## [THE EXERCISE]
Repeat the material exactly, every line of it.

## [AVAILABLE RECORDS]
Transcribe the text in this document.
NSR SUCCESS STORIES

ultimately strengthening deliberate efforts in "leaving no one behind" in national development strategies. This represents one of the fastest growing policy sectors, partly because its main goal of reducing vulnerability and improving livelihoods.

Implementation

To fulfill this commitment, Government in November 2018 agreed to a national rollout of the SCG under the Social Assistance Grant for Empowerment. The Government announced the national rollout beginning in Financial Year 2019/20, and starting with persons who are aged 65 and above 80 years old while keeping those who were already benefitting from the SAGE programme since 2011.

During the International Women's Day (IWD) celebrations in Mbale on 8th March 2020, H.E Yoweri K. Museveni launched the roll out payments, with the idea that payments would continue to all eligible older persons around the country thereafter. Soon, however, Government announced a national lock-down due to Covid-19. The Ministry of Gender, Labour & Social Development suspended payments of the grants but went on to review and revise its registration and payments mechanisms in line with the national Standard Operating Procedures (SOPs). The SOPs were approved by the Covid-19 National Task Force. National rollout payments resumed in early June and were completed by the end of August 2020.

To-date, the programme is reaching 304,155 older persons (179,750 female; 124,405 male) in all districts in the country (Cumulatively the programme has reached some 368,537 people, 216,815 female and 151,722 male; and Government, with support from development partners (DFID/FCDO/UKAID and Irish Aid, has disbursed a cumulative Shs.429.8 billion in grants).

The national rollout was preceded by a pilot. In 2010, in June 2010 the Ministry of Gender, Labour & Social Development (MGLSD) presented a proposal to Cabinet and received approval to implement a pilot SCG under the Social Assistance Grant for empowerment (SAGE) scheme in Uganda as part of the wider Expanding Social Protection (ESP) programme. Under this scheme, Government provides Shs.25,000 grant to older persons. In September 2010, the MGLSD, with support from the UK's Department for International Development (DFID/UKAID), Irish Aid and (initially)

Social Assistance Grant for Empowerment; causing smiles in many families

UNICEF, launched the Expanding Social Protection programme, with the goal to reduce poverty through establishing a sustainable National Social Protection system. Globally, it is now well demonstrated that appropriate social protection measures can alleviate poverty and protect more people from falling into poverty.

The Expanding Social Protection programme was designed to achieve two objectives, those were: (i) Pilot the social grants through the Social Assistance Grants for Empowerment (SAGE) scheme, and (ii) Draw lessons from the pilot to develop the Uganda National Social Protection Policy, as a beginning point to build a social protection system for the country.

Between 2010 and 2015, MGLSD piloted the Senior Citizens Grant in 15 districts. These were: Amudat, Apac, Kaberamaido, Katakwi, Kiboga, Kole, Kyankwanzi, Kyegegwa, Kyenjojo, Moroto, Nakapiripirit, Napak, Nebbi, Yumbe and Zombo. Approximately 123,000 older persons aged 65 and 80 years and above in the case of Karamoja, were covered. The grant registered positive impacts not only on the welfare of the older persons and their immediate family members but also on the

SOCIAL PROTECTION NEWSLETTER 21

## [EXPECTED ANSWER]
Transcribe the text in this document.
NSR SUCCESS STORIES

ultimately strengthening deliberate efforts in "leaving no one behind" in national development strategies. This represents one of the fastest growing policy sectors, partly because its main goal of reducing vulnerability and improving livelihoods.

Implementation

To fulfill this commitment, Government in November 2018 agreed to a national rollout of the SCG under the Social Assistance Grant for Empowerment. The Government announced the national rollout beginning in Financial Year 2019/20, and starting with persons who are aged 65 and above 80 years old while keeping those who were already benefitting from the SAGE programme since 2011.

During the International Women's Day (IWD) celebrations in Mbale on 8th March 2020, H.E Yoweri K. Museveni launched the roll out payments, with the idea that payments would continue to all eligible older persons around the country thereafter. Soon, however, Government announced a national lock-down due to Covid-19. The Ministry of Gender, Labour & Social Development suspended payments of the grants but went on to review and revise its registration and payments mechanisms in line with the national Standard Operating Procedures (SOPs). The SOPs were approved by the Covid-19 National Task Force. National rollout payments resumed in early June and were completed by the end of August 2020.

To-date, the programme is reaching 304,155 older persons (179,750 female; 124,405 male) in all districts in the country (Cumulatively the programme has reached some 368,537 people, 216,815 female and 151,722 male; and Government, with support from development partners (DFID/FCDO/UKAID and Irish Aid, has disbursed a cumulative Shs.429.8 billion in grants).

The national rollout was preceded by a pilot. In 2010, in June 2010 the Ministry of Gender, Labour & Social Development (MGLSD) presented a proposal to Cabinet and received approval to implement a pilot SCG under the Social Assistance Grant for empowerment (SAGE) scheme in Uganda as part of the wider Expanding Social Protection (ESP) programme. Under this scheme, Government provides Shs.25,000 grant to older persons. In September 2010, the MGLSD, with support from the UK's Department for International Development (DFID/UKAID), Irish Aid and (initially)

Social Assistance Grant for Empowerment; causing smiles in many families

UNICEF, launched the Expanding Social Protection programme, with the goal to reduce poverty through establishing a sustainable National Social Protection system. Globally, it is now well demonstrated that appropriate social protection measures can alleviate poverty and protect more people from falling into poverty.

The Expanding Social Protection programme was designed to achieve two objectives, those were: (i) Pilot the social grants through the Social Assistance Grants for Empowerment (SAGE) scheme, and (ii) Draw lessons from the pilot to develop the Uganda National Social Protection Policy, as a beginning point to build a social protection system for the country.

Between 2010 and 2015, MGLSD piloted the Senior Citizens Grant in 15 districts. These were: Amudat, Apac, Kaberamaido, Katakwi, Kiboga, Kole, Kyankwanzi, Kyegegwa, Kyenjojo, Moroto, Nakapiripirit, Napak, Nebbi, Yumbe and Zombo. Approximately 123,000 older persons aged 65 and 80 years and above in the case of Karamoja, were covered. The grant registered positive impacts not only on the welfare of the older persons and their immediate family members but also on the

SOCIAL PROTECTION NEWSLETTER 21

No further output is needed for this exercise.